Go through the listing and set it down exactly, leaving out its pictures.

Records about charts and figures
☆ ☆ ☆ ☆
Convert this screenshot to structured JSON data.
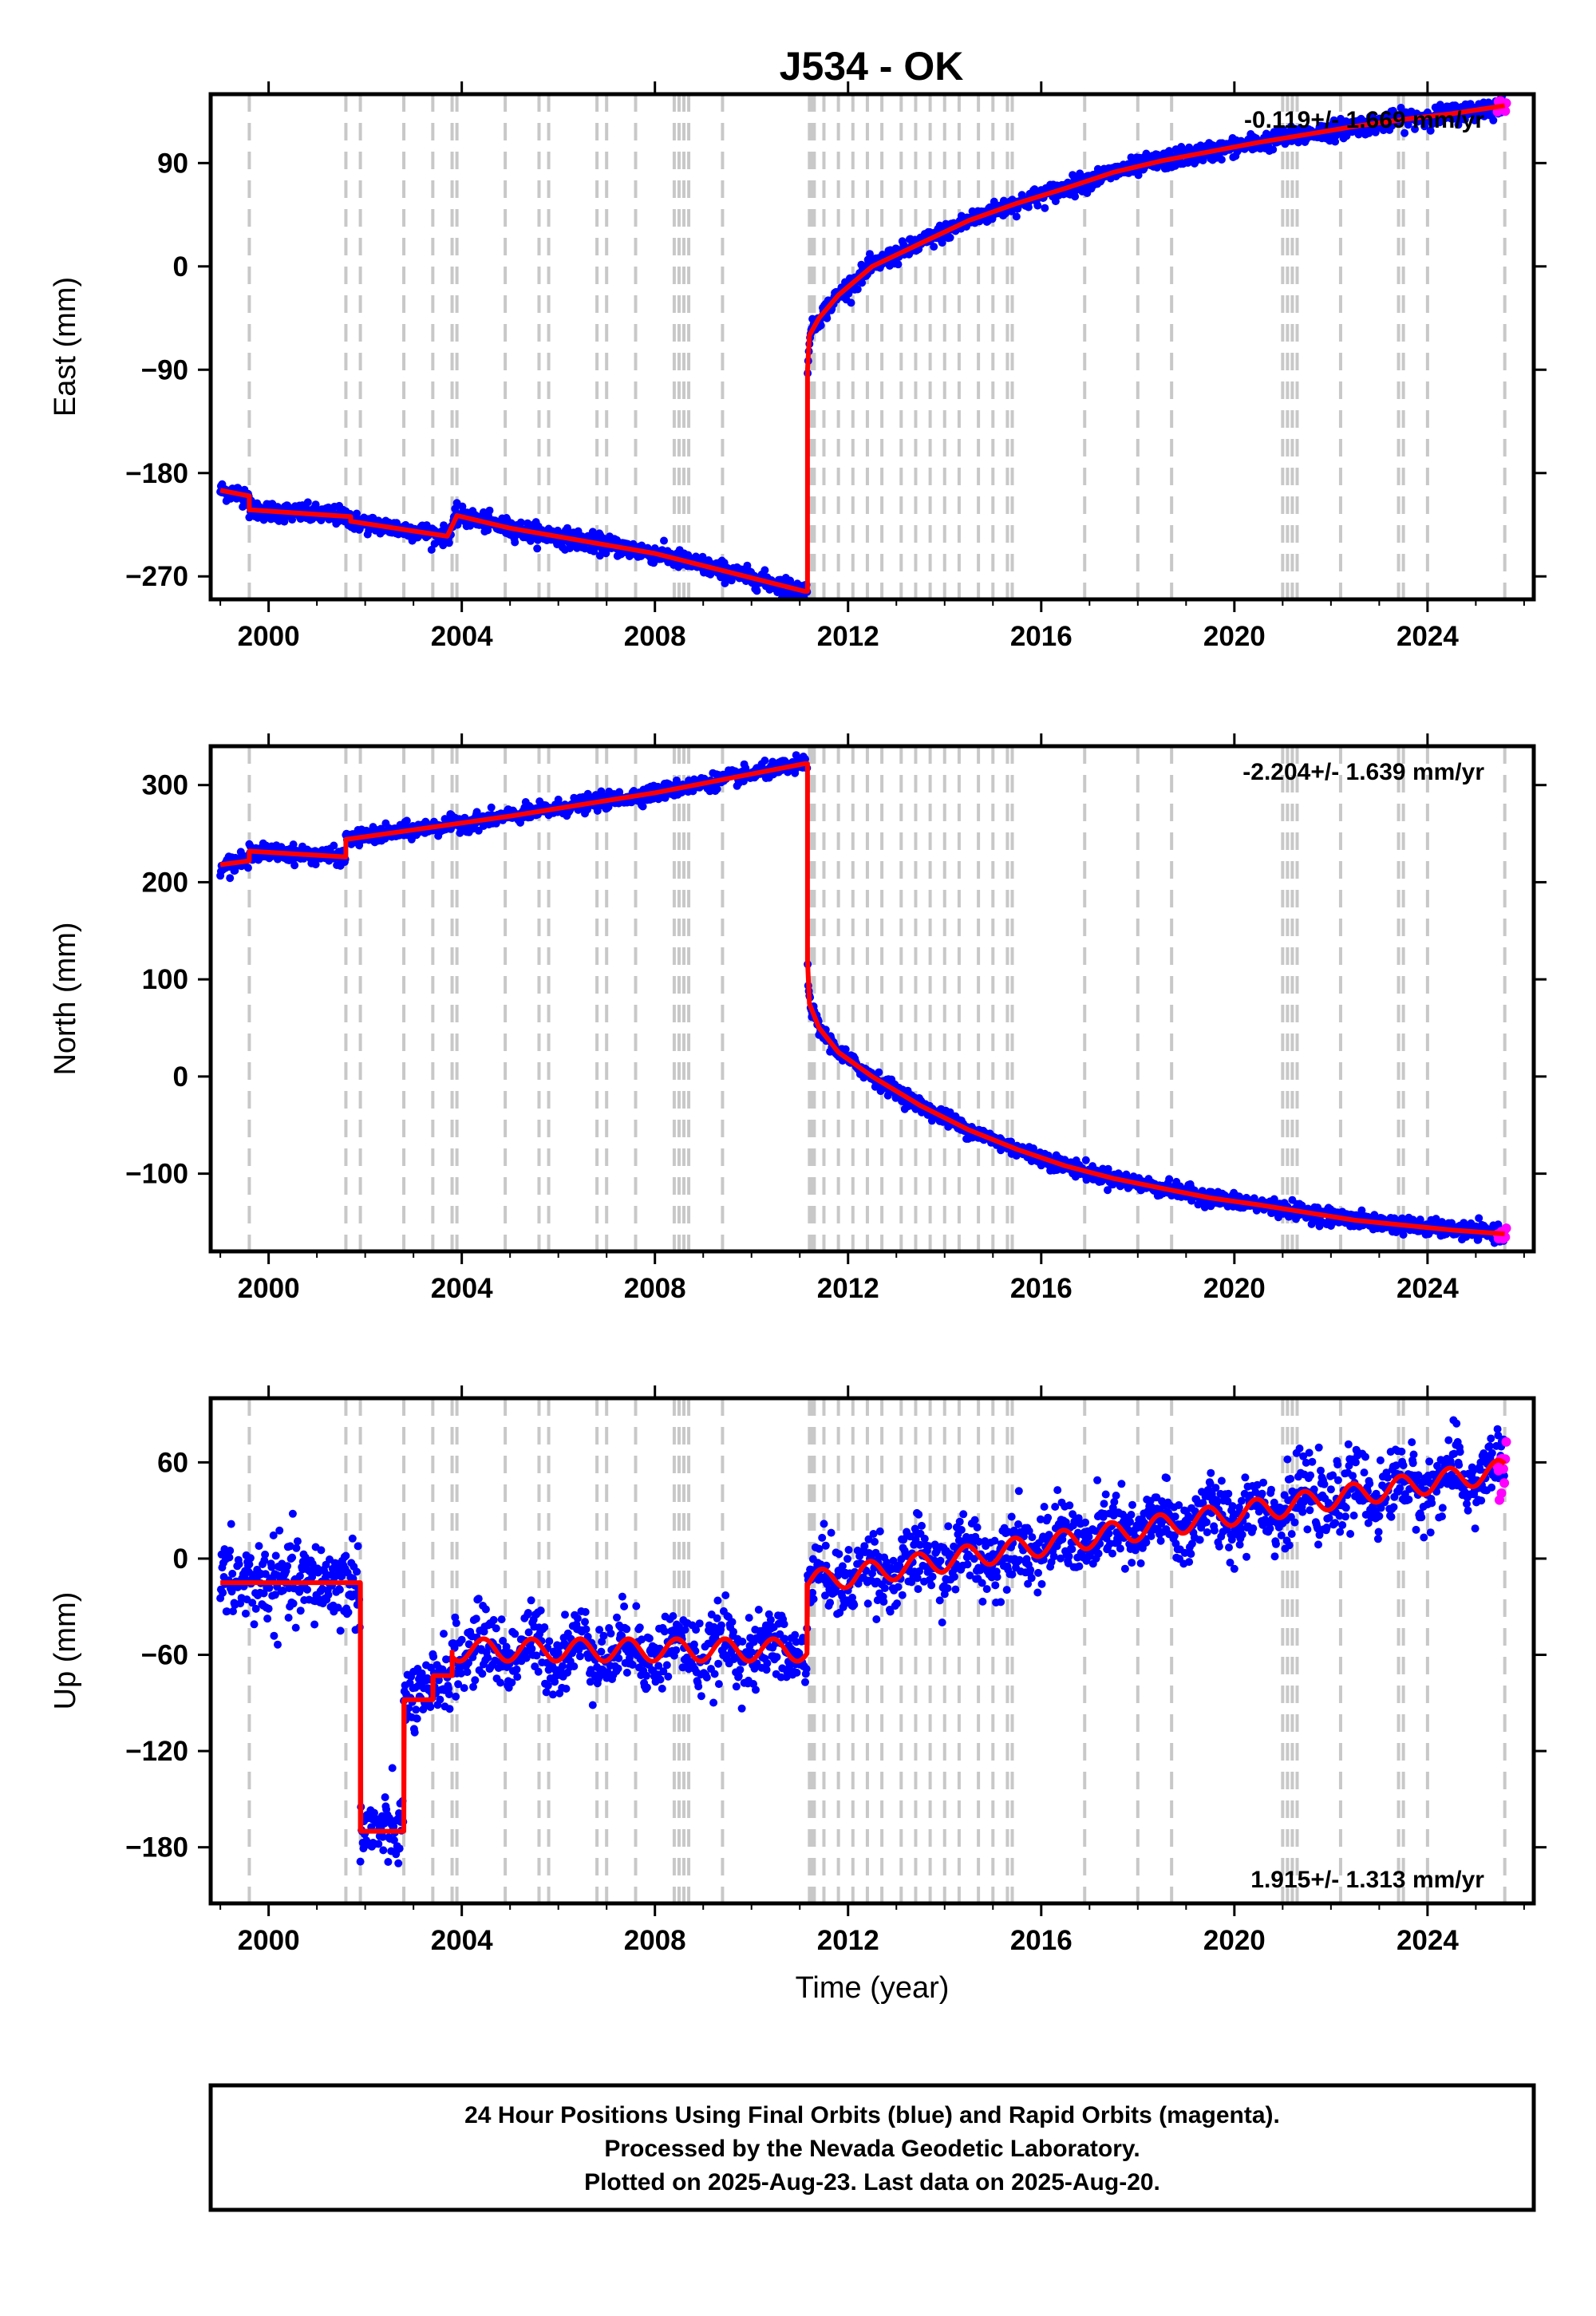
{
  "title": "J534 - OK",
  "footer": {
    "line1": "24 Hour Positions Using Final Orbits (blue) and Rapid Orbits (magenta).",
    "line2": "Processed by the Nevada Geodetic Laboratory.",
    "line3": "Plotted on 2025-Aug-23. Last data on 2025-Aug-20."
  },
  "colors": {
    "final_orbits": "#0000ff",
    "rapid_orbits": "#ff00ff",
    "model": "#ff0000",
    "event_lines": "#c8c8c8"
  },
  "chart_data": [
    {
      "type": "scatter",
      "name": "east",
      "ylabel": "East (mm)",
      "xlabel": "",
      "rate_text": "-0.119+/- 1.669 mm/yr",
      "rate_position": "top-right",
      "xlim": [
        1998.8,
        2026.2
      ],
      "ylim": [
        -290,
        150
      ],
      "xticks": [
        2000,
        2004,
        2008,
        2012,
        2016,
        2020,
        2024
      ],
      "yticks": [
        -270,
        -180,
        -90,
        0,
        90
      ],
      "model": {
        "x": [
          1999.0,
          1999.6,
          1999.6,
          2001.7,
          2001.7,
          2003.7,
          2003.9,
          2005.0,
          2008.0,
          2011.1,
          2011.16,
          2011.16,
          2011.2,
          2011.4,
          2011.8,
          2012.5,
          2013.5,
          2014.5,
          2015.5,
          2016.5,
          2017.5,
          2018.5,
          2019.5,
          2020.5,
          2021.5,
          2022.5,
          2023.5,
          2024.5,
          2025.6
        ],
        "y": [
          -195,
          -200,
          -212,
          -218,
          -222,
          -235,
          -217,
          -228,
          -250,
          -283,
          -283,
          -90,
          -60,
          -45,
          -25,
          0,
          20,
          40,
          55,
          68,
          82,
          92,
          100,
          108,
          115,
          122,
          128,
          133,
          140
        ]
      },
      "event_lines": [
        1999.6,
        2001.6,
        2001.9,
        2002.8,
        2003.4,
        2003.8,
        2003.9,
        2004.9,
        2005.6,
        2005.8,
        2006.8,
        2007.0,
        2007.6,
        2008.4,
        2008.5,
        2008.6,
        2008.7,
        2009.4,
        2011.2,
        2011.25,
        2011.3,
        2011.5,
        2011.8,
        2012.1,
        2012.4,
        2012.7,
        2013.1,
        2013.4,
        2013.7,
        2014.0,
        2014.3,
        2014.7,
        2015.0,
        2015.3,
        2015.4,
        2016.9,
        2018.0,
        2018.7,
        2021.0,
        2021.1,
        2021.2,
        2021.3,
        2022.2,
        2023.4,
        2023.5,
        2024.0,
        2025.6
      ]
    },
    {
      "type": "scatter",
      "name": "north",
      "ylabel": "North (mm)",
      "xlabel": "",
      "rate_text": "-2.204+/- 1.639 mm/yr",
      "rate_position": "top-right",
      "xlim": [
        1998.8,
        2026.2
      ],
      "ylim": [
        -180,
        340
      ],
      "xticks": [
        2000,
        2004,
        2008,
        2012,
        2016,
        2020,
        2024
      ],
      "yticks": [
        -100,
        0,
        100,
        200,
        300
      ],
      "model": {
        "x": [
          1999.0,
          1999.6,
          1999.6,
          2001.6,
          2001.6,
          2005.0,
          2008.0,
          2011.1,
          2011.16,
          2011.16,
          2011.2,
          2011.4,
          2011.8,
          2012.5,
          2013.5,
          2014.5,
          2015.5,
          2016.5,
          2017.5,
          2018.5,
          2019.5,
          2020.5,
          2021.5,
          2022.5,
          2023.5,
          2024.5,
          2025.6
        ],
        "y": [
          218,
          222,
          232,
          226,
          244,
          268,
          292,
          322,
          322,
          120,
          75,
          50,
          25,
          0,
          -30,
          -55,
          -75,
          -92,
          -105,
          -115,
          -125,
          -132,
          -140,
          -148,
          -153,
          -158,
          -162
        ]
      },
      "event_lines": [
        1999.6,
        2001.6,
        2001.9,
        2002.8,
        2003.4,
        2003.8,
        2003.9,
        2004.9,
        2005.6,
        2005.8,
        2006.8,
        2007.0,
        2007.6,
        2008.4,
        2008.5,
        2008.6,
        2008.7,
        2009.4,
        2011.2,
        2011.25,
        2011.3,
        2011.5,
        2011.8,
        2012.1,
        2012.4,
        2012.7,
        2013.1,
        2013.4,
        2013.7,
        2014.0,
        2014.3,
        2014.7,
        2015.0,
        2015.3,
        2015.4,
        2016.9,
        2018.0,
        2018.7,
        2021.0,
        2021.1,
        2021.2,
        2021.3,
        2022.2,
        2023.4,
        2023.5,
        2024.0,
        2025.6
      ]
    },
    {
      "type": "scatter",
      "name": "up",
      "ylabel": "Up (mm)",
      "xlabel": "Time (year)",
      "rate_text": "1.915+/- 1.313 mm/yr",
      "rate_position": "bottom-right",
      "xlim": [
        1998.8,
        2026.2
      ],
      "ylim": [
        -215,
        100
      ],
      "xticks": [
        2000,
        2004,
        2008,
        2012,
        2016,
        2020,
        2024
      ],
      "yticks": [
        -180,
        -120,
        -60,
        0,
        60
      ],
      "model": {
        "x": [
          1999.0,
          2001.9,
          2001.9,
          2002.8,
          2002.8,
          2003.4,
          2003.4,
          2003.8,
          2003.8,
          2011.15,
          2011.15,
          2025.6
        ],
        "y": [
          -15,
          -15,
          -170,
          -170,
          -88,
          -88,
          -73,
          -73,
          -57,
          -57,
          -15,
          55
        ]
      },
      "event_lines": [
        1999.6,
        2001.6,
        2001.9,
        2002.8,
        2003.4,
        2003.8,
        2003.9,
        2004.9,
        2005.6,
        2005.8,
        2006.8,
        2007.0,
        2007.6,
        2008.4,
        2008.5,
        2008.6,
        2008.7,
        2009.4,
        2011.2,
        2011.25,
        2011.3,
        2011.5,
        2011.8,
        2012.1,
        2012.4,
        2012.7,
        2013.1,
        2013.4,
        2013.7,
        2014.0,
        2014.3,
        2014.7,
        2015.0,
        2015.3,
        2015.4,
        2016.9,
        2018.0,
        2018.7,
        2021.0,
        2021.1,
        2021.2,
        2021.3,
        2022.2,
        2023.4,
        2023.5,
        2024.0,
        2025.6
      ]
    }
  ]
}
☆ ☆ ☆ ☆
In response:
Convert this screenshot to structured JSON data.
{
  "title": "J534 - OK",
  "footer": {
    "line1": "24 Hour Positions Using Final Orbits (blue) and Rapid Orbits (magenta).",
    "line2": "Processed by the Nevada Geodetic Laboratory.",
    "line3": "Plotted on 2025-Aug-23. Last data on 2025-Aug-20."
  },
  "colors": {
    "final_orbits": "#0000ff",
    "rapid_orbits": "#ff00ff",
    "model": "#ff0000",
    "event_lines": "#c8c8c8"
  },
  "chart_data": [
    {
      "type": "scatter",
      "name": "east",
      "ylabel": "East (mm)",
      "xlabel": "",
      "rate_text": "-0.119+/- 1.669 mm/yr",
      "rate_position": "top-right",
      "xlim": [
        1998.8,
        2026.2
      ],
      "ylim": [
        -290,
        150
      ],
      "xticks": [
        2000,
        2004,
        2008,
        2012,
        2016,
        2020,
        2024
      ],
      "yticks": [
        -270,
        -180,
        -90,
        0,
        90
      ],
      "model": {
        "x": [
          1999.0,
          1999.6,
          1999.6,
          2001.7,
          2001.7,
          2003.7,
          2003.9,
          2005.0,
          2008.0,
          2011.1,
          2011.16,
          2011.16,
          2011.2,
          2011.4,
          2011.8,
          2012.5,
          2013.5,
          2014.5,
          2015.5,
          2016.5,
          2017.5,
          2018.5,
          2019.5,
          2020.5,
          2021.5,
          2022.5,
          2023.5,
          2024.5,
          2025.6
        ],
        "y": [
          -195,
          -200,
          -212,
          -218,
          -222,
          -235,
          -217,
          -228,
          -250,
          -283,
          -283,
          -90,
          -60,
          -45,
          -25,
          0,
          20,
          40,
          55,
          68,
          82,
          92,
          100,
          108,
          115,
          122,
          128,
          133,
          140
        ]
      },
      "event_lines": [
        1999.6,
        2001.6,
        2001.9,
        2002.8,
        2003.4,
        2003.8,
        2003.9,
        2004.9,
        2005.6,
        2005.8,
        2006.8,
        2007.0,
        2007.6,
        2008.4,
        2008.5,
        2008.6,
        2008.7,
        2009.4,
        2011.2,
        2011.25,
        2011.3,
        2011.5,
        2011.8,
        2012.1,
        2012.4,
        2012.7,
        2013.1,
        2013.4,
        2013.7,
        2014.0,
        2014.3,
        2014.7,
        2015.0,
        2015.3,
        2015.4,
        2016.9,
        2018.0,
        2018.7,
        2021.0,
        2021.1,
        2021.2,
        2021.3,
        2022.2,
        2023.4,
        2023.5,
        2024.0,
        2025.6
      ]
    },
    {
      "type": "scatter",
      "name": "north",
      "ylabel": "North (mm)",
      "xlabel": "",
      "rate_text": "-2.204+/- 1.639 mm/yr",
      "rate_position": "top-right",
      "xlim": [
        1998.8,
        2026.2
      ],
      "ylim": [
        -180,
        340
      ],
      "xticks": [
        2000,
        2004,
        2008,
        2012,
        2016,
        2020,
        2024
      ],
      "yticks": [
        -100,
        0,
        100,
        200,
        300
      ],
      "model": {
        "x": [
          1999.0,
          1999.6,
          1999.6,
          2001.6,
          2001.6,
          2005.0,
          2008.0,
          2011.1,
          2011.16,
          2011.16,
          2011.2,
          2011.4,
          2011.8,
          2012.5,
          2013.5,
          2014.5,
          2015.5,
          2016.5,
          2017.5,
          2018.5,
          2019.5,
          2020.5,
          2021.5,
          2022.5,
          2023.5,
          2024.5,
          2025.6
        ],
        "y": [
          218,
          222,
          232,
          226,
          244,
          268,
          292,
          322,
          322,
          120,
          75,
          50,
          25,
          0,
          -30,
          -55,
          -75,
          -92,
          -105,
          -115,
          -125,
          -132,
          -140,
          -148,
          -153,
          -158,
          -162
        ]
      },
      "event_lines": [
        1999.6,
        2001.6,
        2001.9,
        2002.8,
        2003.4,
        2003.8,
        2003.9,
        2004.9,
        2005.6,
        2005.8,
        2006.8,
        2007.0,
        2007.6,
        2008.4,
        2008.5,
        2008.6,
        2008.7,
        2009.4,
        2011.2,
        2011.25,
        2011.3,
        2011.5,
        2011.8,
        2012.1,
        2012.4,
        2012.7,
        2013.1,
        2013.4,
        2013.7,
        2014.0,
        2014.3,
        2014.7,
        2015.0,
        2015.3,
        2015.4,
        2016.9,
        2018.0,
        2018.7,
        2021.0,
        2021.1,
        2021.2,
        2021.3,
        2022.2,
        2023.4,
        2023.5,
        2024.0,
        2025.6
      ]
    },
    {
      "type": "scatter",
      "name": "up",
      "ylabel": "Up (mm)",
      "xlabel": "Time (year)",
      "rate_text": "1.915+/- 1.313 mm/yr",
      "rate_position": "bottom-right",
      "xlim": [
        1998.8,
        2026.2
      ],
      "ylim": [
        -215,
        100
      ],
      "xticks": [
        2000,
        2004,
        2008,
        2012,
        2016,
        2020,
        2024
      ],
      "yticks": [
        -180,
        -120,
        -60,
        0,
        60
      ],
      "model": {
        "x": [
          1999.0,
          2001.9,
          2001.9,
          2002.8,
          2002.8,
          2003.4,
          2003.4,
          2003.8,
          2003.8,
          2011.15,
          2011.15,
          2025.6
        ],
        "y": [
          -15,
          -15,
          -170,
          -170,
          -88,
          -88,
          -73,
          -73,
          -57,
          -57,
          -15,
          55
        ]
      },
      "event_lines": [
        1999.6,
        2001.6,
        2001.9,
        2002.8,
        2003.4,
        2003.8,
        2003.9,
        2004.9,
        2005.6,
        2005.8,
        2006.8,
        2007.0,
        2007.6,
        2008.4,
        2008.5,
        2008.6,
        2008.7,
        2009.4,
        2011.2,
        2011.25,
        2011.3,
        2011.5,
        2011.8,
        2012.1,
        2012.4,
        2012.7,
        2013.1,
        2013.4,
        2013.7,
        2014.0,
        2014.3,
        2014.7,
        2015.0,
        2015.3,
        2015.4,
        2016.9,
        2018.0,
        2018.7,
        2021.0,
        2021.1,
        2021.2,
        2021.3,
        2022.2,
        2023.4,
        2023.5,
        2024.0,
        2025.6
      ]
    }
  ]
}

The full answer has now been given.